## Dataset extract:
╭──

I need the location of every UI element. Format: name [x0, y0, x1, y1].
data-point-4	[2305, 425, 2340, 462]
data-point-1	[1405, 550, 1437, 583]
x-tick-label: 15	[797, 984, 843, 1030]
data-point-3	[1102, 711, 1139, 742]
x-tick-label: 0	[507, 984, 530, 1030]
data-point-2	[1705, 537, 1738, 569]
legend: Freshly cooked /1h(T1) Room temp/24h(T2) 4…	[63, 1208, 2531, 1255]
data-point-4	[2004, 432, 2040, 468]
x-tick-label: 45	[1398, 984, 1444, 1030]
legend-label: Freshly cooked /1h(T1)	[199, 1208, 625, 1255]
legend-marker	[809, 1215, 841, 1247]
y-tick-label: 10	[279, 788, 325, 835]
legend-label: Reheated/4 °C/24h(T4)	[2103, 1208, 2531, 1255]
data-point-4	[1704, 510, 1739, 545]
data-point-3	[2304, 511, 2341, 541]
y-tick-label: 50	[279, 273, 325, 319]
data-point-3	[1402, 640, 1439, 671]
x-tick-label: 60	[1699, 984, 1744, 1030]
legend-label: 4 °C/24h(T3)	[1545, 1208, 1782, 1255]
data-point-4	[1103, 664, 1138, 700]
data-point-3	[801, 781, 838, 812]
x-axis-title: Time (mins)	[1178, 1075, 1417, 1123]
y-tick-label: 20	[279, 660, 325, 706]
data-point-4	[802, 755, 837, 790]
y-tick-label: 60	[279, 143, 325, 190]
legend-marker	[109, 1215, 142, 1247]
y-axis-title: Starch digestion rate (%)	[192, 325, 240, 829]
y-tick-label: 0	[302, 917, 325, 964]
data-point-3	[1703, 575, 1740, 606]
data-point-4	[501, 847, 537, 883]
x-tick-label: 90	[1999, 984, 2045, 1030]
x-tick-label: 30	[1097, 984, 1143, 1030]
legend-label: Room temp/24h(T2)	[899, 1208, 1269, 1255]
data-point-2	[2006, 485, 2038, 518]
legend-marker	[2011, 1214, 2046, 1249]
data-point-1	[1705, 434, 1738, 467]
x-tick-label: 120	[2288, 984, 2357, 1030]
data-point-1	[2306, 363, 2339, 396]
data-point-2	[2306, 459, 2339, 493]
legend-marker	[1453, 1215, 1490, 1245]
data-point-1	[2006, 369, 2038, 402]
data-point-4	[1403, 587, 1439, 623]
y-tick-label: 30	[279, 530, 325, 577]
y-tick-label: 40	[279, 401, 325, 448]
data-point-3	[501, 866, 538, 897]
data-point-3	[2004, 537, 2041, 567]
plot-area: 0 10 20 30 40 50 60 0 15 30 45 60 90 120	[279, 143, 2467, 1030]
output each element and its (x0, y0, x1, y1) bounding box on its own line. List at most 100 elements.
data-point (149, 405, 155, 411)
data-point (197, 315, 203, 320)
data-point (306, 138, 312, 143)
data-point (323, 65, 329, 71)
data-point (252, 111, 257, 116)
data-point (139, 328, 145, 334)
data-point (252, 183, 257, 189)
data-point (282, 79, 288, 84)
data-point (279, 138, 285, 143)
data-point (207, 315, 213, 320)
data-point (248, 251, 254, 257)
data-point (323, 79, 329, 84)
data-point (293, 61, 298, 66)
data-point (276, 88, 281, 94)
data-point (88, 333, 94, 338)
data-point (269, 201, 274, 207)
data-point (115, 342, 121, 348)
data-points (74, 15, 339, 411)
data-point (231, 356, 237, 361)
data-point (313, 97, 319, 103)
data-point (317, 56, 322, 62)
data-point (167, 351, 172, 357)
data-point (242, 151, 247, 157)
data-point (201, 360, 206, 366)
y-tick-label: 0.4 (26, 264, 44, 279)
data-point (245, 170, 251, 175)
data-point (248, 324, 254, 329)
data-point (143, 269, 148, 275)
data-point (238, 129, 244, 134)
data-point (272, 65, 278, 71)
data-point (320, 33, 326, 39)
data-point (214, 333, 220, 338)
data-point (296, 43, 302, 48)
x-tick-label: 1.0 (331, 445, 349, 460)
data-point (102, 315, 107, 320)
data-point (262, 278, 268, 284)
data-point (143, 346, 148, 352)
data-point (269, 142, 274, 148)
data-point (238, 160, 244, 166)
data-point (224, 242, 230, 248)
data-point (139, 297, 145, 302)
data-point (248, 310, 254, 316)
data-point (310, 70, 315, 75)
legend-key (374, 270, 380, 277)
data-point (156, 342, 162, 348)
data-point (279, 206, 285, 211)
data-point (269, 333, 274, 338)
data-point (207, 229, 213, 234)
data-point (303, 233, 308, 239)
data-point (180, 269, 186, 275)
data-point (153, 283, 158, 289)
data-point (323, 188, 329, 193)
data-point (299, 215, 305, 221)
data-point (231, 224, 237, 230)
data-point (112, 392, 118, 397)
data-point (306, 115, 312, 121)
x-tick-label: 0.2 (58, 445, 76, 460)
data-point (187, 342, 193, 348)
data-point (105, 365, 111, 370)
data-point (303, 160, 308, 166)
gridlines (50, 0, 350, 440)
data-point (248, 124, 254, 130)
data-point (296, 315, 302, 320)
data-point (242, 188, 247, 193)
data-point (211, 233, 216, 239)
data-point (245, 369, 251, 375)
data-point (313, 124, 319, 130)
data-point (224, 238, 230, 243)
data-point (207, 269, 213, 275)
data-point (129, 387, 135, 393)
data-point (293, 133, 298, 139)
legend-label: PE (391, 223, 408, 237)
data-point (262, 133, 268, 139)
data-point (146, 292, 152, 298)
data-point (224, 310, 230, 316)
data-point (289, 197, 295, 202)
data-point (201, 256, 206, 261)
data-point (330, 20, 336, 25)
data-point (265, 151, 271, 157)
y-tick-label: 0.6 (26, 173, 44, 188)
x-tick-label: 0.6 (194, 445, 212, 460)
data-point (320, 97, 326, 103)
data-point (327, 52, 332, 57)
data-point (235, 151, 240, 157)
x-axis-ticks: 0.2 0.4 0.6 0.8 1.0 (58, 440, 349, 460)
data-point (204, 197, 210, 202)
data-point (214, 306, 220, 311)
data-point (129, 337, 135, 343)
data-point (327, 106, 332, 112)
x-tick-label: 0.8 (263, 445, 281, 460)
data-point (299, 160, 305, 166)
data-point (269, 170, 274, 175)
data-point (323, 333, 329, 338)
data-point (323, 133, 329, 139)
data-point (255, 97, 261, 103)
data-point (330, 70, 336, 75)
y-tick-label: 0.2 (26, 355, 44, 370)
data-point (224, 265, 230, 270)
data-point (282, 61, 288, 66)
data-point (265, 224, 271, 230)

╰──

## Task goal:
Can you reproduce all of the lines above character for character, in the same order, without changing or leaving out anything?

## Result of this exercise:
I need the location of every UI element. Format: name [x0, y0, x1, y1].
data-point-4	[2305, 425, 2340, 462]
data-point-1	[1405, 550, 1437, 583]
x-tick-label: 15	[797, 984, 843, 1030]
data-point-3	[1102, 711, 1139, 742]
x-tick-label: 0	[507, 984, 530, 1030]
data-point-2	[1705, 537, 1738, 569]
legend: Freshly cooked /1h(T1) Room temp/24h(T2) 4…	[63, 1208, 2531, 1255]
data-point-4	[2004, 432, 2040, 468]
x-tick-label: 45	[1398, 984, 1444, 1030]
legend-label: Freshly cooked /1h(T1)	[199, 1208, 625, 1255]
legend-marker	[809, 1215, 841, 1247]
y-tick-label: 10	[279, 788, 325, 835]
legend-label: Reheated/4 °C/24h(T4)	[2103, 1208, 2531, 1255]
data-point-4	[1704, 510, 1739, 545]
data-point-3	[2304, 511, 2341, 541]
y-tick-label: 50	[279, 273, 325, 319]
data-point-3	[1402, 640, 1439, 671]
x-tick-label: 60	[1699, 984, 1744, 1030]
legend-label: 4 °C/24h(T3)	[1545, 1208, 1782, 1255]
data-point-4	[1103, 664, 1138, 700]
data-point-3	[801, 781, 838, 812]
x-axis-title: Time (mins)	[1178, 1075, 1417, 1123]
y-tick-label: 20	[279, 660, 325, 706]
data-point-4	[802, 755, 837, 790]
y-tick-label: 60	[279, 143, 325, 190]
legend-marker	[109, 1215, 142, 1247]
y-axis-title: Starch digestion rate (%)	[192, 325, 240, 829]
y-tick-label: 0	[302, 917, 325, 964]
data-point-3	[1703, 575, 1740, 606]
data-point-4	[501, 847, 537, 883]
x-tick-label: 90	[1999, 984, 2045, 1030]
x-tick-label: 30	[1097, 984, 1143, 1030]
legend-label: Room temp/24h(T2)	[899, 1208, 1269, 1255]
data-point-2	[2006, 485, 2038, 518]
legend-marker	[2011, 1214, 2046, 1249]
data-point-1	[1705, 434, 1738, 467]
x-tick-label: 120	[2288, 984, 2357, 1030]
data-point-1	[2306, 363, 2339, 396]
data-point-2	[2306, 459, 2339, 493]
legend-marker	[1453, 1215, 1490, 1245]
data-point-1	[2006, 369, 2038, 402]
data-point-4	[1403, 587, 1439, 623]
y-tick-label: 30	[279, 530, 325, 577]
y-tick-label: 40	[279, 401, 325, 448]
data-point-3	[501, 866, 538, 897]
data-point-3	[2004, 537, 2041, 567]
plot-area: 0 10 20 30 40 50 60 0 15 30 45 60 90 120	[279, 143, 2467, 1030]
output each element and its (x0, y0, x1, y1) bounding box on its own line. List at most 100 elements.
data-point (149, 405, 155, 411)
data-point (197, 315, 203, 320)
data-point (306, 138, 312, 143)
data-point (323, 65, 329, 71)
data-point (252, 111, 257, 116)
data-point (139, 328, 145, 334)
data-point (252, 183, 257, 189)
data-point (282, 79, 288, 84)
data-point (279, 138, 285, 143)
data-point (207, 315, 213, 320)
data-point (248, 251, 254, 257)
data-point (323, 79, 329, 84)
data-point (293, 61, 298, 66)
data-point (276, 88, 281, 94)
data-point (88, 333, 94, 338)
data-point (269, 201, 274, 207)
data-point (115, 342, 121, 348)
data-points (74, 15, 339, 411)
data-point (231, 356, 237, 361)
data-point (313, 97, 319, 103)
data-point (317, 56, 322, 62)
data-point (167, 351, 172, 357)
data-point (242, 151, 247, 157)
data-point (201, 360, 206, 366)
y-tick-label: 0.4 (26, 264, 44, 279)
data-point (245, 170, 251, 175)
data-point (248, 324, 254, 329)
data-point (143, 269, 148, 275)
data-point (238, 129, 244, 134)
data-point (272, 65, 278, 71)
data-point (320, 33, 326, 39)
data-point (214, 333, 220, 338)
data-point (296, 43, 302, 48)
x-tick-label: 1.0 (331, 445, 349, 460)
data-point (102, 315, 107, 320)
data-point (262, 278, 268, 284)
data-point (143, 346, 148, 352)
data-point (269, 142, 274, 148)
data-point (238, 160, 244, 166)
data-point (224, 242, 230, 248)
data-point (139, 297, 145, 302)
data-point (248, 310, 254, 316)
data-point (310, 70, 315, 75)
legend-key (374, 270, 380, 277)
data-point (156, 342, 162, 348)
data-point (279, 206, 285, 211)
data-point (269, 333, 274, 338)
data-point (207, 229, 213, 234)
data-point (303, 233, 308, 239)
data-point (180, 269, 186, 275)
data-point (153, 283, 158, 289)
data-point (323, 188, 329, 193)
data-point (299, 215, 305, 221)
data-point (231, 224, 237, 230)
data-point (112, 392, 118, 397)
data-point (306, 115, 312, 121)
x-tick-label: 0.2 (58, 445, 76, 460)
data-point (187, 342, 193, 348)
data-point (105, 365, 111, 370)
data-point (303, 160, 308, 166)
gridlines (50, 0, 350, 440)
data-point (248, 124, 254, 130)
data-point (296, 315, 302, 320)
data-point (242, 188, 247, 193)
data-point (211, 233, 216, 239)
data-point (245, 369, 251, 375)
data-point (313, 124, 319, 130)
data-point (224, 238, 230, 243)
data-point (207, 269, 213, 275)
data-point (129, 387, 135, 393)
data-point (293, 133, 298, 139)
legend-label: PE (391, 223, 408, 237)
data-point (262, 133, 268, 139)
data-point (146, 292, 152, 298)
data-point (224, 310, 230, 316)
data-point (289, 197, 295, 202)
data-point (201, 256, 206, 261)
data-point (330, 20, 336, 25)
data-point (265, 151, 271, 157)
y-tick-label: 0.6 (26, 173, 44, 188)
x-tick-label: 0.6 (194, 445, 212, 460)
data-point (320, 97, 326, 103)
data-point (327, 52, 332, 57)
data-point (235, 151, 240, 157)
x-axis-ticks: 0.2 0.4 0.6 0.8 1.0 (58, 440, 349, 460)
data-point (204, 197, 210, 202)
data-point (214, 306, 220, 311)
data-point (129, 337, 135, 343)
data-point (327, 106, 332, 112)
x-tick-label: 0.8 (263, 445, 281, 460)
data-point (299, 160, 305, 166)
data-point (269, 170, 274, 175)
data-point (323, 333, 329, 338)
data-point (323, 133, 329, 139)
data-point (255, 97, 261, 103)
data-point (330, 70, 336, 75)
y-tick-label: 0.2 (26, 355, 44, 370)
data-point (224, 265, 230, 270)
data-point (282, 61, 288, 66)
data-point (265, 224, 271, 230)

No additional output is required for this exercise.